::: DATASET ROWS

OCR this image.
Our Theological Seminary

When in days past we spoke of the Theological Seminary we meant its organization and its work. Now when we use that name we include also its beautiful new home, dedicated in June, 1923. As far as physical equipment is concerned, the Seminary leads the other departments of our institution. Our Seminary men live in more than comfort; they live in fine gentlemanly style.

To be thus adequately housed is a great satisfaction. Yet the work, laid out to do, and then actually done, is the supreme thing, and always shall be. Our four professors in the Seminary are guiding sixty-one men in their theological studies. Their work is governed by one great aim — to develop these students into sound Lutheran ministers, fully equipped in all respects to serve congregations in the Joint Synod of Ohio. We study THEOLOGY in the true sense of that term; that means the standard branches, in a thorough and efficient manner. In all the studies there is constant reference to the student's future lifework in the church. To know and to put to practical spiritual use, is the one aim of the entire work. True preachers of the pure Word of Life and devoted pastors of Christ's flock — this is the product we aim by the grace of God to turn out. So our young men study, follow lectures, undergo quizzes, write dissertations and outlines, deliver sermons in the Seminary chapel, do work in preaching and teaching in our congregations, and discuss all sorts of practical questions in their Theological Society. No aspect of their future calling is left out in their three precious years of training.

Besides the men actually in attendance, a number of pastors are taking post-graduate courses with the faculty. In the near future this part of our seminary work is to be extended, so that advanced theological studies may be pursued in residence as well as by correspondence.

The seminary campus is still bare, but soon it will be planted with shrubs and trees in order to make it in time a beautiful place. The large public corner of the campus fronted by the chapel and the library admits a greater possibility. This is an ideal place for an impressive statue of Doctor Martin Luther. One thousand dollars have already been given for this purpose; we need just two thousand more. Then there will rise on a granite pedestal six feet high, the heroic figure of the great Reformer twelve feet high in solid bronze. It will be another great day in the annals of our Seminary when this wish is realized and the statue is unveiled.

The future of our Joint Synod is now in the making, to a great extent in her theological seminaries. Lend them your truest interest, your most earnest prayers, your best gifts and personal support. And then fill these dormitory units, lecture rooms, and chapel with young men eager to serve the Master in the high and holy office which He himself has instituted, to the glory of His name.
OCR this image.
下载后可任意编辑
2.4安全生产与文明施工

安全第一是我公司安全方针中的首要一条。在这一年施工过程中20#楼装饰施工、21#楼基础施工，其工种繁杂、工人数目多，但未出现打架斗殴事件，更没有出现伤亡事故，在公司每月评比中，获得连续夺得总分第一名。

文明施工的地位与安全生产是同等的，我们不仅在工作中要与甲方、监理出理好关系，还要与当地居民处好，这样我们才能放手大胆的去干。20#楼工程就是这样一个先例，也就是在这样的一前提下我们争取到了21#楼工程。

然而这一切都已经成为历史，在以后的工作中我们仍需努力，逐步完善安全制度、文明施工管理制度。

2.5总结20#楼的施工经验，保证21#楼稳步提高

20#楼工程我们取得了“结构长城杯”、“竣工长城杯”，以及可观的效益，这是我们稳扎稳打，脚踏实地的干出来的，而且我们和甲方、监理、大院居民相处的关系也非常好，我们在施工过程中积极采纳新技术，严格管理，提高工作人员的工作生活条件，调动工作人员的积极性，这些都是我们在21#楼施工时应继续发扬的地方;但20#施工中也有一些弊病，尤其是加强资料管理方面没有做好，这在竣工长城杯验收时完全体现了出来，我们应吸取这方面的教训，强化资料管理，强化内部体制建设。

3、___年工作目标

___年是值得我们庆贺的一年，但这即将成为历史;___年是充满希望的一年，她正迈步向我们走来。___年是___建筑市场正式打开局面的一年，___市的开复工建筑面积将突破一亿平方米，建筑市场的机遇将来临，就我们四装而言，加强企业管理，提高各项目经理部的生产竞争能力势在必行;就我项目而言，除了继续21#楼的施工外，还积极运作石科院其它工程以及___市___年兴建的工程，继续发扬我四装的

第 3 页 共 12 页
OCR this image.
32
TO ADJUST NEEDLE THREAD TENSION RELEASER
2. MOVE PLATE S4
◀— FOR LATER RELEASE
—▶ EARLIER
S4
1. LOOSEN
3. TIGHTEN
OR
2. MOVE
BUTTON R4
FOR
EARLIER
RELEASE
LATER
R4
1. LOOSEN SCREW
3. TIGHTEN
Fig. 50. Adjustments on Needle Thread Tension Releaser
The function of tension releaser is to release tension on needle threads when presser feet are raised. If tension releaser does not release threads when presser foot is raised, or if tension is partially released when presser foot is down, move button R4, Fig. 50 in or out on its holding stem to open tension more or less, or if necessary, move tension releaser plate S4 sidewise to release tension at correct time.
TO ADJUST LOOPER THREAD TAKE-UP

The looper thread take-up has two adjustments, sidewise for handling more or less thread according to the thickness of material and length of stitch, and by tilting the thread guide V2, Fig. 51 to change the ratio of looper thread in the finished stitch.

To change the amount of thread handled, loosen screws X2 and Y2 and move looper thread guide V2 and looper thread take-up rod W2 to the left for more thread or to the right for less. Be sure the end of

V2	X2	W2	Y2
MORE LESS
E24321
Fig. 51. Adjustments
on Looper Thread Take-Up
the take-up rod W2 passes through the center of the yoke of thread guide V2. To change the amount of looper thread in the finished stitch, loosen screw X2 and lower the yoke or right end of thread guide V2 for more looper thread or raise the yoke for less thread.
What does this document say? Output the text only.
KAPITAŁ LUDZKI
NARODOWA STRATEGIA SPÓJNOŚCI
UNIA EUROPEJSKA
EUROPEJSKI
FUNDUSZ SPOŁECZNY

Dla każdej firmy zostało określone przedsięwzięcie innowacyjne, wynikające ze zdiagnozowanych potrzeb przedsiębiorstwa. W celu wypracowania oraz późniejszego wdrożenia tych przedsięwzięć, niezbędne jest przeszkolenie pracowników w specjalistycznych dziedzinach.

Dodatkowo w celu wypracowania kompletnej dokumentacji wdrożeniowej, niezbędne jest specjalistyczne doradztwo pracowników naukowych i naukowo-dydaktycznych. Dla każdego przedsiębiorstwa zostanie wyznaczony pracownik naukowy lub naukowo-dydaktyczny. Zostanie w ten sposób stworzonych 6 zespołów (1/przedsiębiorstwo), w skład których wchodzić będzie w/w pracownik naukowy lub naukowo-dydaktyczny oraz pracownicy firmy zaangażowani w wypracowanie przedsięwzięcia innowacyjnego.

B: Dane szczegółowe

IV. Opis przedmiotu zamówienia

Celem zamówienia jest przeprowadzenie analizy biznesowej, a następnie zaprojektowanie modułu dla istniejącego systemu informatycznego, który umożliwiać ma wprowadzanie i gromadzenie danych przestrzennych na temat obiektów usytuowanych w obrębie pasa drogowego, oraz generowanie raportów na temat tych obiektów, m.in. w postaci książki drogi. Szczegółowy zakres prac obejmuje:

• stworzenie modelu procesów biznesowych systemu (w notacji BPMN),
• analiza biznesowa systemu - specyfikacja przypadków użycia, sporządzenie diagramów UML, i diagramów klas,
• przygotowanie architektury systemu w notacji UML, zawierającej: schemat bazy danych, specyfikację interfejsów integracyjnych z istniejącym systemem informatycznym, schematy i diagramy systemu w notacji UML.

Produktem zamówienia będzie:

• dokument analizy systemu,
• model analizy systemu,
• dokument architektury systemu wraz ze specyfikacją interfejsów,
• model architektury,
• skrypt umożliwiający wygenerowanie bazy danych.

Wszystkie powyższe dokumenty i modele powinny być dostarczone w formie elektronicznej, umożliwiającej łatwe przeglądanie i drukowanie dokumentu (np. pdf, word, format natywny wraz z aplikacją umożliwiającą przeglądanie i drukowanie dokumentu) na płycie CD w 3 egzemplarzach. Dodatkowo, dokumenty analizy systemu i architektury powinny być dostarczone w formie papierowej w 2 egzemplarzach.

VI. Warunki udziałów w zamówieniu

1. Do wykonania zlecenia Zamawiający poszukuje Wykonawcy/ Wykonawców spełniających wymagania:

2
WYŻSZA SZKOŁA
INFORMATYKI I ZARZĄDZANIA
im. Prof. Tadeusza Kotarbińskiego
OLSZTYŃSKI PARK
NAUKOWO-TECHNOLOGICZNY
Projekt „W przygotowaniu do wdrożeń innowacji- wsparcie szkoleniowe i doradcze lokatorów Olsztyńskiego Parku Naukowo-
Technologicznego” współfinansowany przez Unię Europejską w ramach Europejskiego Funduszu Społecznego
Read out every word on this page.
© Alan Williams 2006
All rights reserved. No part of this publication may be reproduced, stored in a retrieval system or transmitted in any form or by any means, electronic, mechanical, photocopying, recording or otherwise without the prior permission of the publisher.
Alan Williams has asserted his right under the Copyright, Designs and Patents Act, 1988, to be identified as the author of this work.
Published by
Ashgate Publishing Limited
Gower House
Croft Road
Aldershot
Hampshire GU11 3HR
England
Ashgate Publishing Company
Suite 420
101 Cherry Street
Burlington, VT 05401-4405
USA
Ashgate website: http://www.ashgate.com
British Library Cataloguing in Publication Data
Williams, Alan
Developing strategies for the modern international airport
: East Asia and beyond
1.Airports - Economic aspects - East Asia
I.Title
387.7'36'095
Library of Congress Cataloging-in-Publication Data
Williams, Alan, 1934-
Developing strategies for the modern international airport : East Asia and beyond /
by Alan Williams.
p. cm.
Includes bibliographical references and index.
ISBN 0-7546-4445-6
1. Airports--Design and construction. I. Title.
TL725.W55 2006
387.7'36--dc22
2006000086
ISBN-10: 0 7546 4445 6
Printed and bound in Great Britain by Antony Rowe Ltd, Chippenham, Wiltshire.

::::::

§ **WHAT IS BEING ASKED**: Select every line of the records holding the string "Williams".

§ **EXERCISE RESULT**:
© Alan Williams 2006
Alan Williams has asserted his right under the Copyright, Designs and Patents Act, 1988, to be identified as the author of this work.
Williams, Alan
Williams, Alan, 1934-
by Alan Williams.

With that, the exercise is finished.